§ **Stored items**
-*-*-
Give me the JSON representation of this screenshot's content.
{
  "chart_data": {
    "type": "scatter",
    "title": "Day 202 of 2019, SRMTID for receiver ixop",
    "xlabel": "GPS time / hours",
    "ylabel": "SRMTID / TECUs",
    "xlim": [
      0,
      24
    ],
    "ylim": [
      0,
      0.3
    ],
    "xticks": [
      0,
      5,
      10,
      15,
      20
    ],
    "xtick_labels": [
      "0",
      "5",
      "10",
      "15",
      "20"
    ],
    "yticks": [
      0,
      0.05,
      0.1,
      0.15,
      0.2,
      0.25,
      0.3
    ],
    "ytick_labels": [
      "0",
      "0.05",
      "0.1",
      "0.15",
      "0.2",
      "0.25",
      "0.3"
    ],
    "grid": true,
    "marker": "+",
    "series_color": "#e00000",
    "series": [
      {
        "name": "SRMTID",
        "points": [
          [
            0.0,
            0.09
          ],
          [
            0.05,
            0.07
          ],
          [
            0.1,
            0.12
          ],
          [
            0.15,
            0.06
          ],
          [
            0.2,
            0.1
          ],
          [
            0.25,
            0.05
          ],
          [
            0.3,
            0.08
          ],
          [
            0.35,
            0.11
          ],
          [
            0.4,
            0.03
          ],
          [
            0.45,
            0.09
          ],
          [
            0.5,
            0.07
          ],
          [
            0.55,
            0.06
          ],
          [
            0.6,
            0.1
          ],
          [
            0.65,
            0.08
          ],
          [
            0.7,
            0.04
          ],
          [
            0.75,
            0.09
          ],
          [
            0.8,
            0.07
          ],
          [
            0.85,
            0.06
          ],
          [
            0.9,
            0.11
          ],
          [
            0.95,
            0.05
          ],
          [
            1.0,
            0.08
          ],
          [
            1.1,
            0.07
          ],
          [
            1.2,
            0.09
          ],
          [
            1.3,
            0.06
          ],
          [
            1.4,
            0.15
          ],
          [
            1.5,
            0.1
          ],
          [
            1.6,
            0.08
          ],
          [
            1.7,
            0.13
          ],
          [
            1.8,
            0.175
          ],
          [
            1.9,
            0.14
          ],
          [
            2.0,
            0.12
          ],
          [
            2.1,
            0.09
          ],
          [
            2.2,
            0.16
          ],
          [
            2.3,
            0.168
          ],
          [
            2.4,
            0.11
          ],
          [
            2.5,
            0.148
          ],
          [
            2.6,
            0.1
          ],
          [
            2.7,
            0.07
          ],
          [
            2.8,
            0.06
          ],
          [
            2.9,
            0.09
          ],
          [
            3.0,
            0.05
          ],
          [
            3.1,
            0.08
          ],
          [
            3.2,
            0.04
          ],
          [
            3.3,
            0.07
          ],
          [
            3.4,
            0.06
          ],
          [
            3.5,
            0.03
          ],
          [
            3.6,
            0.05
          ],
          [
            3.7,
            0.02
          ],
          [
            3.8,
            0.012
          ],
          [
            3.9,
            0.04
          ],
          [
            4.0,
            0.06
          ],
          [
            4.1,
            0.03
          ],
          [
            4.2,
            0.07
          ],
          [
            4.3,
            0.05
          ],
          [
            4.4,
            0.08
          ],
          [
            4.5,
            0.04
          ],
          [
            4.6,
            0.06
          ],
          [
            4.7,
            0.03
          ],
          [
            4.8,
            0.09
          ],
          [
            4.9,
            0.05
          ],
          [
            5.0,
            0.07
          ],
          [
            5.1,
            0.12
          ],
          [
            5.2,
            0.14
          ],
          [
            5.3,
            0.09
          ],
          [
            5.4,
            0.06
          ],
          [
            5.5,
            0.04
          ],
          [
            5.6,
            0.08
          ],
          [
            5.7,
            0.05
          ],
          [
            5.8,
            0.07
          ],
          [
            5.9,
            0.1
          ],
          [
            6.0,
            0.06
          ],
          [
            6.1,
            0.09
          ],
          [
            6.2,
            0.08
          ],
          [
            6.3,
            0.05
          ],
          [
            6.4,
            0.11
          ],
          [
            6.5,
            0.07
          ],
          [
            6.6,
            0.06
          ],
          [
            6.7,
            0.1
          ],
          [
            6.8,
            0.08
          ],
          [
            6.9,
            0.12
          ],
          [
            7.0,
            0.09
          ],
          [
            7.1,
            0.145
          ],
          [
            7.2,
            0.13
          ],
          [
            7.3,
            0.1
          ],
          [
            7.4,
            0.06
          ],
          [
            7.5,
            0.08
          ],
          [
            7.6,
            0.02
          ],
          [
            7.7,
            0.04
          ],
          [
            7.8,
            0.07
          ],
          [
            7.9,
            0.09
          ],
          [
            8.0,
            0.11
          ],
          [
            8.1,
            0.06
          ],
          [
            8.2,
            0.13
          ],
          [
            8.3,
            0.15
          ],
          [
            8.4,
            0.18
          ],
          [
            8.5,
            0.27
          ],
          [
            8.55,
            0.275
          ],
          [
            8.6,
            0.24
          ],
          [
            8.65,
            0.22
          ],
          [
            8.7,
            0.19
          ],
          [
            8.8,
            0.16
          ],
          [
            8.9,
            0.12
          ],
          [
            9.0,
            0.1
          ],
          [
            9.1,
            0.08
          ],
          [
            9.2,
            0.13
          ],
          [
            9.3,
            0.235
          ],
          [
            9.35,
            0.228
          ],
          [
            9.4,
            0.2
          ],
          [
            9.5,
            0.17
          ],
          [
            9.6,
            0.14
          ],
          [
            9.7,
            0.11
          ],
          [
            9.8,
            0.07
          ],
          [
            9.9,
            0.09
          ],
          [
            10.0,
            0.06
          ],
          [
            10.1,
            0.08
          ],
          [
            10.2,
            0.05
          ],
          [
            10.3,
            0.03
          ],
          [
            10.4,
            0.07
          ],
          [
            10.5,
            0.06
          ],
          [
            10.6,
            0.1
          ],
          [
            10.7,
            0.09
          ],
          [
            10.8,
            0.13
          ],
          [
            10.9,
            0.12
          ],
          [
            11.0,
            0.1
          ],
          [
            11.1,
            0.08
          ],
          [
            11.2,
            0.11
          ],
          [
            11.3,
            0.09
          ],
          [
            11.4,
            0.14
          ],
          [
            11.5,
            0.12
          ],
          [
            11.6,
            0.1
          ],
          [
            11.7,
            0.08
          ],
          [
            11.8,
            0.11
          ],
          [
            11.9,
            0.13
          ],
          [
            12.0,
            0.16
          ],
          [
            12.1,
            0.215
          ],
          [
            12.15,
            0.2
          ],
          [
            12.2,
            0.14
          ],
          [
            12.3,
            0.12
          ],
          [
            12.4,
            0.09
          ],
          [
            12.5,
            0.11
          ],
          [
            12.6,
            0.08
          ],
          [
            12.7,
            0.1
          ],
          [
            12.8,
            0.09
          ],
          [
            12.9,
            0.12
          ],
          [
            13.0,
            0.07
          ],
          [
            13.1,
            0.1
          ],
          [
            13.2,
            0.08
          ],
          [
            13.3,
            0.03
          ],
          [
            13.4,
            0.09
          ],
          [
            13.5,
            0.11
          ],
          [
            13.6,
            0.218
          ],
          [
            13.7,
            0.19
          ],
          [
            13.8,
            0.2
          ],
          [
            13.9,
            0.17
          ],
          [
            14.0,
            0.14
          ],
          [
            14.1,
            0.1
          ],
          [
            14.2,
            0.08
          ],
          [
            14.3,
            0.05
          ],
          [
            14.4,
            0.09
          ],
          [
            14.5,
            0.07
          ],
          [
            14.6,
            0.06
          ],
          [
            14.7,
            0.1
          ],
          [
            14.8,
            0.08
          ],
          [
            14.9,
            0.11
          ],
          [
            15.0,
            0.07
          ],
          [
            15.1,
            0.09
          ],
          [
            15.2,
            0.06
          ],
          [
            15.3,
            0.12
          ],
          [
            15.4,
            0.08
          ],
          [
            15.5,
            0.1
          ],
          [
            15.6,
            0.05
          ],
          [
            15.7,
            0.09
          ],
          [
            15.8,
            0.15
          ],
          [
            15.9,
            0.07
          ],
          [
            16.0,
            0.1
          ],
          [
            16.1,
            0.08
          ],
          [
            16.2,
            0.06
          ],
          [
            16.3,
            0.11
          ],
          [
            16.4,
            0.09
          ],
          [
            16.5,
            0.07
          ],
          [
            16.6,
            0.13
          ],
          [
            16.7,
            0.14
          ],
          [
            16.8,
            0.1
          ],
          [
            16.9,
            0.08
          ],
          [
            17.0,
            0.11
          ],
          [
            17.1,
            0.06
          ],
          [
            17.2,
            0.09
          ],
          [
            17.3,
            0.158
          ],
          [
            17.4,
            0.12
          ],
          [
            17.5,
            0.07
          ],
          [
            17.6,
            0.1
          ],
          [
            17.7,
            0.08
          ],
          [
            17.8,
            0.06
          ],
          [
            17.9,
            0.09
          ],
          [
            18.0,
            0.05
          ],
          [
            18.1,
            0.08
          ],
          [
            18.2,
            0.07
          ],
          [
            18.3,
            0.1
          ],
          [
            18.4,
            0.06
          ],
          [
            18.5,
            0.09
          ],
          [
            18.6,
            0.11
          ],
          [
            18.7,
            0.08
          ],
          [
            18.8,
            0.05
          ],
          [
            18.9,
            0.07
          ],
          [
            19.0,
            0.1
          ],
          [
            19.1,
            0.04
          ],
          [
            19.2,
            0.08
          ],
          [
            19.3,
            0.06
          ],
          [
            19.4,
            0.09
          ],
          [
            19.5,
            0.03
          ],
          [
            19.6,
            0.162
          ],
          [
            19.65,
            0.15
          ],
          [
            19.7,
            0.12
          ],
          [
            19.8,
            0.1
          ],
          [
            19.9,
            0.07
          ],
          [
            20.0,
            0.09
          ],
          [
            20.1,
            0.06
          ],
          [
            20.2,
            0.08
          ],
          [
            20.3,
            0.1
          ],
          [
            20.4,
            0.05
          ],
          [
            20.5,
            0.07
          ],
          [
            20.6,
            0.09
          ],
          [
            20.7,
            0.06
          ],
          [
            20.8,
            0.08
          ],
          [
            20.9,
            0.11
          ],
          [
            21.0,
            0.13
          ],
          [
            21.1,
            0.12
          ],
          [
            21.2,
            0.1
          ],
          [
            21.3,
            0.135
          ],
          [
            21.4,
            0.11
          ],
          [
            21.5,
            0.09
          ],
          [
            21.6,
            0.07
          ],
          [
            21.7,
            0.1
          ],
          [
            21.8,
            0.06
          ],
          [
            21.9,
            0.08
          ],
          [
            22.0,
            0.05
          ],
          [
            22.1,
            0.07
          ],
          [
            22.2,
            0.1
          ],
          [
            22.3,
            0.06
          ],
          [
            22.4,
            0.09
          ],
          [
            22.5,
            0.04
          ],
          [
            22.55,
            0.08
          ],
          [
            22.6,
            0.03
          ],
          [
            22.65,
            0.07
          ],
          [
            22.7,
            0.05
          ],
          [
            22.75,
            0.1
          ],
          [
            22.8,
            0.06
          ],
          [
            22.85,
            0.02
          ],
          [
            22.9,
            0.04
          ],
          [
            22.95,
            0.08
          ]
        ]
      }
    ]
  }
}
-*-*-
§ **Set task**
Looking at the entries above, how many lines contain the word "SRMTID"? Answer with the number alone.

§ **Written solution**
3